EXTRACT TO READ
Water control and land reclamation:
More than 25% of the area of the Netherlands is below sea level, so an effective system of water control is needed to keep the land dry and habitable for the many people 60% of the population that live in these low lying areas. Sea water can, however, flood the land via estuaries and inlets and as a result of infiltration, and an excess of melt and rainwater in Central Europe can cause the great rivers to burst their banks. Modern pumping stations work day and night to drain off excess water.
The Zuyder Zee Project:
The most renowned example of land reclamation was the closure of the Zuyder Zee in the thirties, which entailed the construction of the 30 kilometer long closure dike (Afsluitdijk) connecting the provinces of Friesland and North Holland. The dam transformed the Zuyder Zee into an inland sea, which gradually became a freshwater lake (the IJsselmeer). Four enormous polders were drained in the IJsselmeer, with a gain of 165,000 hectares of new land. The two oldest the Wieringermeer Polder and the North East Polder are used for agriculture. The newest, Southern Flevoland, is mainly used for housing, employment and recreation to alleviate some of the congestion in the Randstad conurbation. Eastern Flevoland combines all three functions, being used for agriculture, housing and employment. This polder contains Lelystad, the provincial capital of Flevoland.

WHAT THE EXERCISE ASKS
According to the passage on Dutch water control, which polder contains Lelystad? The material after this point is separate from the passage on Dutch water control.

Spatial annotation records:
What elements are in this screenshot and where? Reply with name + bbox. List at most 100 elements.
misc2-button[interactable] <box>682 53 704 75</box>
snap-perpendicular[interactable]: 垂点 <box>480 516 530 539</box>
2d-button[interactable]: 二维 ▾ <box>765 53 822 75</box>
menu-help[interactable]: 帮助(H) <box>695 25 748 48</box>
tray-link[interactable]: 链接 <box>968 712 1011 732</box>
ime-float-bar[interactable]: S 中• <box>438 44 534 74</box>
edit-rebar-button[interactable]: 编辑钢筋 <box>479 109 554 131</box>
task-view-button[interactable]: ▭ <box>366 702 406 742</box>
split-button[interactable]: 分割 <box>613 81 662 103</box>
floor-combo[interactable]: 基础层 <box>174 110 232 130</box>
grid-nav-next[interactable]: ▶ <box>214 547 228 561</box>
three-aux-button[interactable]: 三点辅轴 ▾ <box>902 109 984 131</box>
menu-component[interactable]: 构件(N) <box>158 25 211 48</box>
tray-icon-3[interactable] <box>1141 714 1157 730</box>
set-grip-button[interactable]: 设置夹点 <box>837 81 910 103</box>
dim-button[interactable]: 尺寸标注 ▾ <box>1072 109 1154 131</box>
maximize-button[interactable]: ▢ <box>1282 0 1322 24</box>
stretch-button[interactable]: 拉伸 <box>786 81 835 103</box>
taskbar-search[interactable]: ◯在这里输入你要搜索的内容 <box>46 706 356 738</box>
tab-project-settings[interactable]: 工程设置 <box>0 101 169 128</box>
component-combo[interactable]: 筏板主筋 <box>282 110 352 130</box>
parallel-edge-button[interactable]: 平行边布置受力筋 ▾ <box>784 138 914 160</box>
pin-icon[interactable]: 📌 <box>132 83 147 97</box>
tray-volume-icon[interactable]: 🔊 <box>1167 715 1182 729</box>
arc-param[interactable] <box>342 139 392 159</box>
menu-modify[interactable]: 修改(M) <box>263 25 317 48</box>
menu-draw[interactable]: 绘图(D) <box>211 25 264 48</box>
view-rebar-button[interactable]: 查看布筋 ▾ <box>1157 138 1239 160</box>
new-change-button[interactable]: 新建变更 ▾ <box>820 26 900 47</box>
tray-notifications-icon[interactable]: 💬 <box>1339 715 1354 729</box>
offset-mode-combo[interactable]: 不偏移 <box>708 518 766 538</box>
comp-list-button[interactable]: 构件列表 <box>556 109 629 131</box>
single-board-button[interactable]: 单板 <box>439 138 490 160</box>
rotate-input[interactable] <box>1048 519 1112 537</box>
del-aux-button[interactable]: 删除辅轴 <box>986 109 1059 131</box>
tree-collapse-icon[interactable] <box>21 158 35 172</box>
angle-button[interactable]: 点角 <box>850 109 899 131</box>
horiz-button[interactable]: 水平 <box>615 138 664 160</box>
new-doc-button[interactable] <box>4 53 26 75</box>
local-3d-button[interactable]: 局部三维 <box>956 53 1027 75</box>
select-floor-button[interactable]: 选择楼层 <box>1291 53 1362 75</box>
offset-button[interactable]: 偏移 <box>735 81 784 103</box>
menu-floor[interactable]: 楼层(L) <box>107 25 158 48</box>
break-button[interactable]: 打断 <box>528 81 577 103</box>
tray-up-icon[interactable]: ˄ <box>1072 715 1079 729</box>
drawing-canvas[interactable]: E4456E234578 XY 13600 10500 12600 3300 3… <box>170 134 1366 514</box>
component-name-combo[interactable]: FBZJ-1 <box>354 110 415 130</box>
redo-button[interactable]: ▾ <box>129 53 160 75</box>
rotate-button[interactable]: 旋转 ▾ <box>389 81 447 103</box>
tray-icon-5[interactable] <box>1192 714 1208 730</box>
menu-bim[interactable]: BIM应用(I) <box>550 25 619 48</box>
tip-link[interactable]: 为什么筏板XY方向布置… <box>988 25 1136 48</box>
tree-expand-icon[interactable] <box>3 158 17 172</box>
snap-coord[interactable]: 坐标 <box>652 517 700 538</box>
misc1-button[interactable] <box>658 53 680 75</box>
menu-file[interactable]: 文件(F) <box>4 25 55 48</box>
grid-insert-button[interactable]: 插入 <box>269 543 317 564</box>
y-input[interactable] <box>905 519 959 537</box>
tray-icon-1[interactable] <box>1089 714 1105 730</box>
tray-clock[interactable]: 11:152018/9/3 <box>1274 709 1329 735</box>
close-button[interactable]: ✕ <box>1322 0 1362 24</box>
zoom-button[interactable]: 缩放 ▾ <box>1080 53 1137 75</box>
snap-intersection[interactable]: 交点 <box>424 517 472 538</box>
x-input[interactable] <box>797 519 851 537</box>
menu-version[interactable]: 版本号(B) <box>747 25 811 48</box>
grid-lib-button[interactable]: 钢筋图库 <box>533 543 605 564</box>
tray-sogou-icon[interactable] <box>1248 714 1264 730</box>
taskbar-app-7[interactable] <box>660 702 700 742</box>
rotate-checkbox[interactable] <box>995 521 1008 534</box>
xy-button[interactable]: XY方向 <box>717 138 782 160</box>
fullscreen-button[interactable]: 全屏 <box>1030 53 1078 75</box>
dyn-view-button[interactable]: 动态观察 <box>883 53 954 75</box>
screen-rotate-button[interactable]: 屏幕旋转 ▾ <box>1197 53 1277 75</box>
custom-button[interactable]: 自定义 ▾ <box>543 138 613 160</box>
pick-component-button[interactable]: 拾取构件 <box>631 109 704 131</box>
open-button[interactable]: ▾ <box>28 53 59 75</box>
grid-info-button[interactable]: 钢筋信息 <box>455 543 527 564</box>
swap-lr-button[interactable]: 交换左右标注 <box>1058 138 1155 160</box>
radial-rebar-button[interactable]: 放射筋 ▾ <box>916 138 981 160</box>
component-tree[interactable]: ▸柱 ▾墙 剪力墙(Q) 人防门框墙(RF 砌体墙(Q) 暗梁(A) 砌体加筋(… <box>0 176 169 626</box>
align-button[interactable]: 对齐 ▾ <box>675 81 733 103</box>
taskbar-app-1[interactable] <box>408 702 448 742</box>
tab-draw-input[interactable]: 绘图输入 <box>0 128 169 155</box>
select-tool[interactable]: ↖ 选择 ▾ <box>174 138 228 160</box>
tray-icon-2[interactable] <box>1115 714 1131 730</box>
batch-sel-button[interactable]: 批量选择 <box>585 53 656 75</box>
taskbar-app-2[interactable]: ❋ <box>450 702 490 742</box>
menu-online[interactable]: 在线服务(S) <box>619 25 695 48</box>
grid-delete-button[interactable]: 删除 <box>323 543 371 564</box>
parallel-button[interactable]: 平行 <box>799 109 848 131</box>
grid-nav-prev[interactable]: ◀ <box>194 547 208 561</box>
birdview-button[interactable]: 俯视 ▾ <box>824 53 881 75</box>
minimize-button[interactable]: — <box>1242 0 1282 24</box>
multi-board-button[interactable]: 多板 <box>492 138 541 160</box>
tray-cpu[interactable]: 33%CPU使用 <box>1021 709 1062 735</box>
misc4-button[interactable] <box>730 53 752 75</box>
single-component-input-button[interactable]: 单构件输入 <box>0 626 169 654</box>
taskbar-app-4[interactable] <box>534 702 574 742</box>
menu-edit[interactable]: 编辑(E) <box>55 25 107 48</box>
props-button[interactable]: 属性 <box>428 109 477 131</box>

TASK RESULT
Eastern Flevoland contains Lelystad.